Selection>
>> BEGIN
1. The appellants' vakil has brought to our notice the decision in Krishnan Nambiar v. Krishnan Nair in which it was held that the state of things at the time when the debt was contracted must be looked to, and that a creditor cannot be affected by any subsequent arrangement in the family to which he was not a party; and that consequently subsequent partition in a tarwad is no ground for holding the divided members and their property not liable for the decree obtained against the karnavan, as such, prior to the partition. We see no reason to doubt the correctness of the above decision. But it is no authority for holding to be valid the sale of partitioned property in the absence of the parties to whom it has been apportioned.
2. For a sale to be binding on such persons, they should be expressly included as parties to the execution proceedings in which case they will have an opportunity of paying the debt and thus saving the property from sale. As they have ceased to be members of the tarwad, the original karnavan can no longer be held to represent them. The decision above referred to and relied on for appellants is therfore reconcilable with that in Sankara v. Kelu I.L.R. 14 Mad. 29 which the Judge has followed.
3. This appeal fails and is dismissed with costs.
>> END
To do>
a) In the tarwad judgment, what must happen for a sale of partitioned property to bind the persons to whom that property was apportioned?
b) Please write the next part of the tarwad judgment, picking up after its final sentence.

Dataset extract>
>> BEGIN
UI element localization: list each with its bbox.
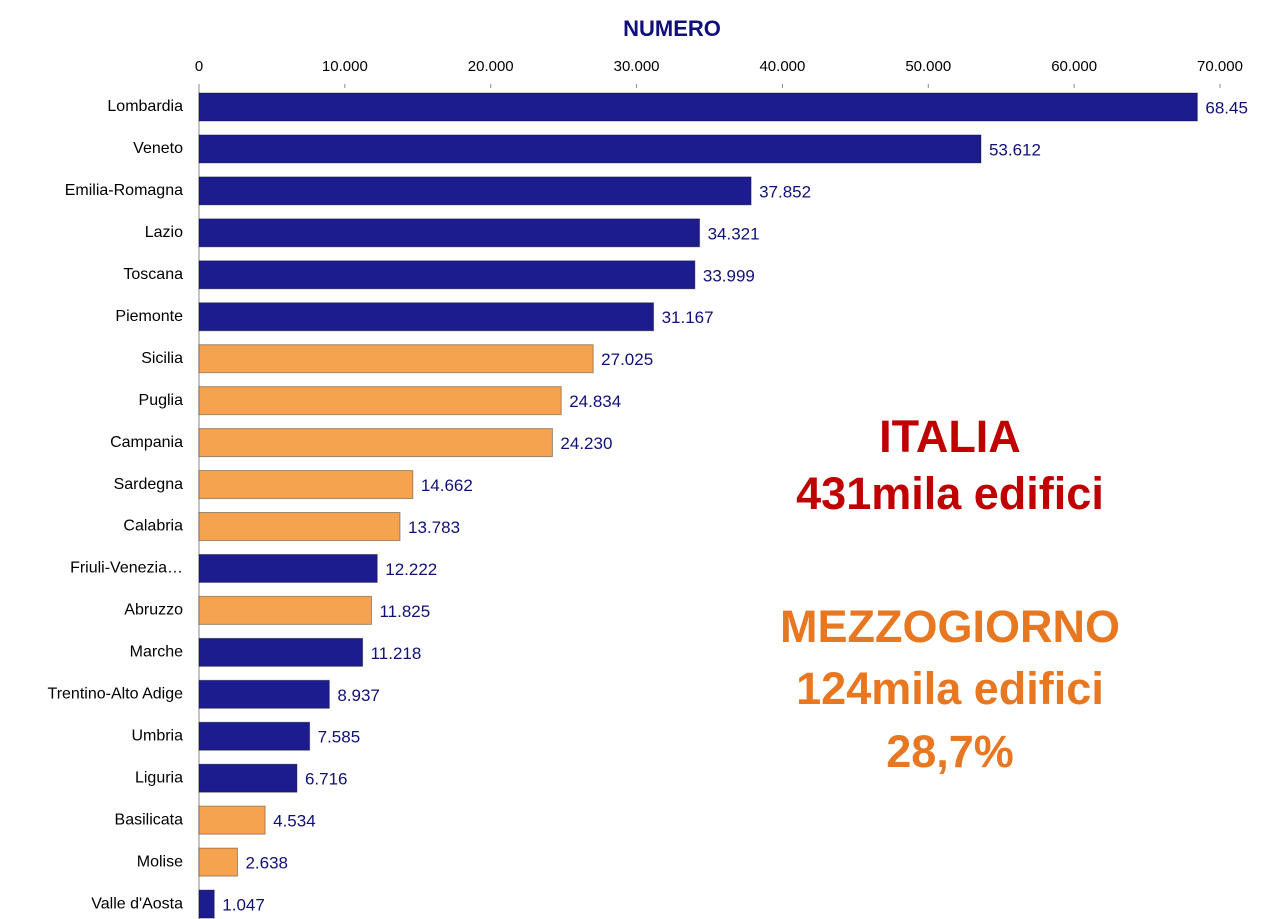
>> END
Outputs>
a) They must be expressly included as parties to the execution proceedings.

b)
Second Appeal No. 1323 of 1894 (unreported):
In this case the plaintiff, who was the appellant in the High Court, sued for a declara-
tion that certain property was not liable to be attached in execution of a decree obtained
in 1880. His case was that the judgment-debtor had not been sued in his capacity as karnavan
of the plaintiff's tarwad so as to render the decree binding on the plaintiff as alleged by
the defendants, that the debt for which the decree was passed had been incurred in 1878 for
purposes not binding on the tarwad, that under a razinamah, dated 1877, and a karar or parti-
tion-deed, dated March 1882, the lands of the tarwad had been divided and the lands now in
question had been allotted to the plaintiff's branch of the tarwad.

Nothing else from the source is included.